REQUIRED TASK >>
Below are the records. Count the lines containing the string "arcmin", and reply with the number alone.

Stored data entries

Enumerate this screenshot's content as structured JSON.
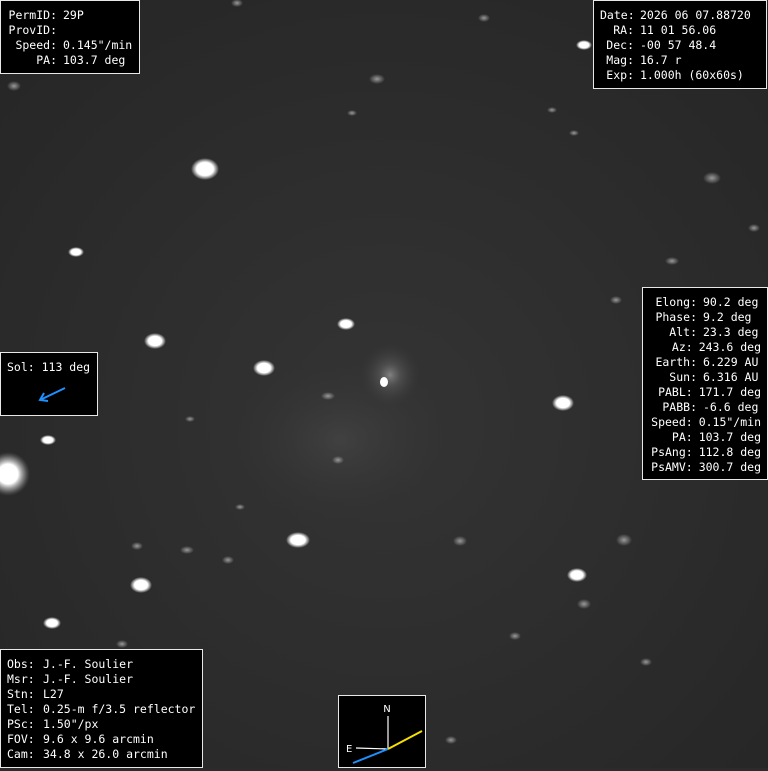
{
  "object_panel": {
    "rows": [
      {
        "label": "PermID:",
        "value": "29P"
      },
      {
        "label": "ProvID:",
        "value": ""
      },
      {
        "label": "Speed:",
        "value": "0.145\"/min"
      },
      {
        "label": "PA:",
        "value": "103.7 deg"
      }
    ]
  },
  "observation_panel": {
    "rows": [
      {
        "label": "Date:",
        "value": "2026 06 07.88720"
      },
      {
        "label": "RA:",
        "value": "11 01 56.06"
      },
      {
        "label": "Dec:",
        "value": "-00 57 48.4"
      },
      {
        "label": "Mag:",
        "value": "16.7 r"
      },
      {
        "label": "Exp:",
        "value": "1.000h (60x60s)"
      }
    ]
  },
  "geometry_panel": {
    "rows": [
      {
        "label": "Elong:",
        "value": "90.2 deg"
      },
      {
        "label": "Phase:",
        "value": "9.2 deg"
      },
      {
        "label": "Alt:",
        "value": "23.3 deg"
      },
      {
        "label": "Az:",
        "value": "243.6 deg"
      },
      {
        "label": "Earth:",
        "value": "6.229 AU"
      },
      {
        "label": "Sun:",
        "value": "6.316 AU"
      },
      {
        "label": "PABL:",
        "value": "171.7 deg"
      },
      {
        "label": "PABB:",
        "value": "-6.6 deg"
      },
      {
        "label": "Speed:",
        "value": "0.15\"/min"
      },
      {
        "label": "PA:",
        "value": "103.7 deg"
      },
      {
        "label": "PsAng:",
        "value": "112.8 deg"
      },
      {
        "label": "PsAMV:",
        "value": "300.7 deg"
      }
    ]
  },
  "sun_panel": {
    "label": "Sol: 113 deg",
    "arrow_color": "#1e90ff"
  },
  "observer_panel": {
    "rows": [
      {
        "label": "Obs:",
        "value": "J.-F. Soulier"
      },
      {
        "label": "Msr:",
        "value": "J.-F. Soulier"
      },
      {
        "label": "Stn:",
        "value": "L27"
      },
      {
        "label": "Tel:",
        "value": "0.25-m f/3.5 reflector"
      },
      {
        "label": "PSc:",
        "value": "1.50\"/px"
      },
      {
        "label": "FOV:",
        "value": "9.6 x 9.6 arcmin"
      },
      {
        "label": "Cam:",
        "value": "34.8 x 26.0 arcmin"
      }
    ]
  },
  "compass": {
    "north_label": "N",
    "east_label": "E",
    "motion_color": "#f5e000",
    "sun_color": "#1e90ff"
  }
}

ANSWER TO THE PROBLEM >>
2